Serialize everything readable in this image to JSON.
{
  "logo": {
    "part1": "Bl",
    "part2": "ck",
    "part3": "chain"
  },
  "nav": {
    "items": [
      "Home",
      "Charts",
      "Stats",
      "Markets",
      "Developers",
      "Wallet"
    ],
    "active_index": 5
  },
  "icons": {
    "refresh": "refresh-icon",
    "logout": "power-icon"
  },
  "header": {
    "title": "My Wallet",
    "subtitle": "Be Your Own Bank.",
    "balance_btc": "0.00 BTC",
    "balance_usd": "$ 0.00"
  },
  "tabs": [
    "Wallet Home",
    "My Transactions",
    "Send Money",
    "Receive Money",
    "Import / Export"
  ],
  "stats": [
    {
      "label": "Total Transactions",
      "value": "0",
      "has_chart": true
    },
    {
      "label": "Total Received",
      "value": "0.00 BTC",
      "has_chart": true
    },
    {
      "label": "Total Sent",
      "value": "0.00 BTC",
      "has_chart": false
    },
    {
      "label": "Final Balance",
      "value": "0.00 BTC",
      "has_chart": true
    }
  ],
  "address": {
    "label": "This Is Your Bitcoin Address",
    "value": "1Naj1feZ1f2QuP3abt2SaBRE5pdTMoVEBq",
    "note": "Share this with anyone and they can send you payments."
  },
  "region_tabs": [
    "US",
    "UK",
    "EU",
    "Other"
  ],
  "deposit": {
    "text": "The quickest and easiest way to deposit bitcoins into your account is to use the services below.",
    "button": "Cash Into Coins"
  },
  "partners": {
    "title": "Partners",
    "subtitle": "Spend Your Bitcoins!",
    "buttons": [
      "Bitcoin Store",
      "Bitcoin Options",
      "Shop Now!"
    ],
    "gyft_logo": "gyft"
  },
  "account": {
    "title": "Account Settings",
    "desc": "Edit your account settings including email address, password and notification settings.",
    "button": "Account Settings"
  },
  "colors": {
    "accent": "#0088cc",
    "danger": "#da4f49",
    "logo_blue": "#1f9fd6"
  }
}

○ ○ ○ ○ ○ ○ ○

__WHAT IS ASKED__
Print all of the entries exactly as they are written.

__PROBLEM SOLUTION__
Serialize everything readable in this image to JSON.
{
  "logo": {
    "part1": "Bl",
    "part2": "ck",
    "part3": "chain"
  },
  "nav": {
    "items": [
      "Home",
      "Charts",
      "Stats",
      "Markets",
      "Developers",
      "Wallet"
    ],
    "active_index": 5
  },
  "icons": {
    "refresh": "refresh-icon",
    "logout": "power-icon"
  },
  "header": {
    "title": "My Wallet",
    "subtitle": "Be Your Own Bank.",
    "balance_btc": "0.00 BTC",
    "balance_usd": "$ 0.00"
  },
  "tabs": [
    "Wallet Home",
    "My Transactions",
    "Send Money",
    "Receive Money",
    "Import / Export"
  ],
  "stats": [
    {
      "label": "Total Transactions",
      "value": "0",
      "has_chart": true
    },
    {
      "label": "Total Received",
      "value": "0.00 BTC",
      "has_chart": true
    },
    {
      "label": "Total Sent",
      "value": "0.00 BTC",
      "has_chart": false
    },
    {
      "label": "Final Balance",
      "value": "0.00 BTC",
      "has_chart": true
    }
  ],
  "address": {
    "label": "This Is Your Bitcoin Address",
    "value": "1Naj1feZ1f2QuP3abt2SaBRE5pdTMoVEBq",
    "note": "Share this with anyone and they can send you payments."
  },
  "region_tabs": [
    "US",
    "UK",
    "EU",
    "Other"
  ],
  "deposit": {
    "text": "The quickest and easiest way to deposit bitcoins into your account is to use the services below.",
    "button": "Cash Into Coins"
  },
  "partners": {
    "title": "Partners",
    "subtitle": "Spend Your Bitcoins!",
    "buttons": [
      "Bitcoin Store",
      "Bitcoin Options",
      "Shop Now!"
    ],
    "gyft_logo": "gyft"
  },
  "account": {
    "title": "Account Settings",
    "desc": "Edit your account settings including email address, password and notification settings.",
    "button": "Account Settings"
  },
  "colors": {
    "accent": "#0088cc",
    "danger": "#da4f49",
    "logo_blue": "#1f9fd6"
  }
}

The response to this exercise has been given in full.